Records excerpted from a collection
----------

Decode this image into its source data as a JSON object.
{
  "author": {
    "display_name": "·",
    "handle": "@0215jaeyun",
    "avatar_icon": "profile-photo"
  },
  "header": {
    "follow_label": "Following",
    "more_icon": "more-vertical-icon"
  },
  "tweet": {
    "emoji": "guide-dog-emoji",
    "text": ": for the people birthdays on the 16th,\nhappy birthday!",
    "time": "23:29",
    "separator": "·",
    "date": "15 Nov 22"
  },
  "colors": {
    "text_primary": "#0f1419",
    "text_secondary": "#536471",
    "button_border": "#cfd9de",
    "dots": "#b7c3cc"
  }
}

----------

▸ PROMPT
Give all of the entries again, word for word.

▸ THE COMPLETED TASK
Decode this image into its source data as a JSON object.
{
  "author": {
    "display_name": "·",
    "handle": "@0215jaeyun",
    "avatar_icon": "profile-photo"
  },
  "header": {
    "follow_label": "Following",
    "more_icon": "more-vertical-icon"
  },
  "tweet": {
    "emoji": "guide-dog-emoji",
    "text": ": for the people birthdays on the 16th,\nhappy birthday!",
    "time": "23:29",
    "separator": "·",
    "date": "15 Nov 22"
  },
  "colors": {
    "text_primary": "#0f1419",
    "text_secondary": "#536471",
    "button_border": "#cfd9de",
    "dots": "#b7c3cc"
  }
}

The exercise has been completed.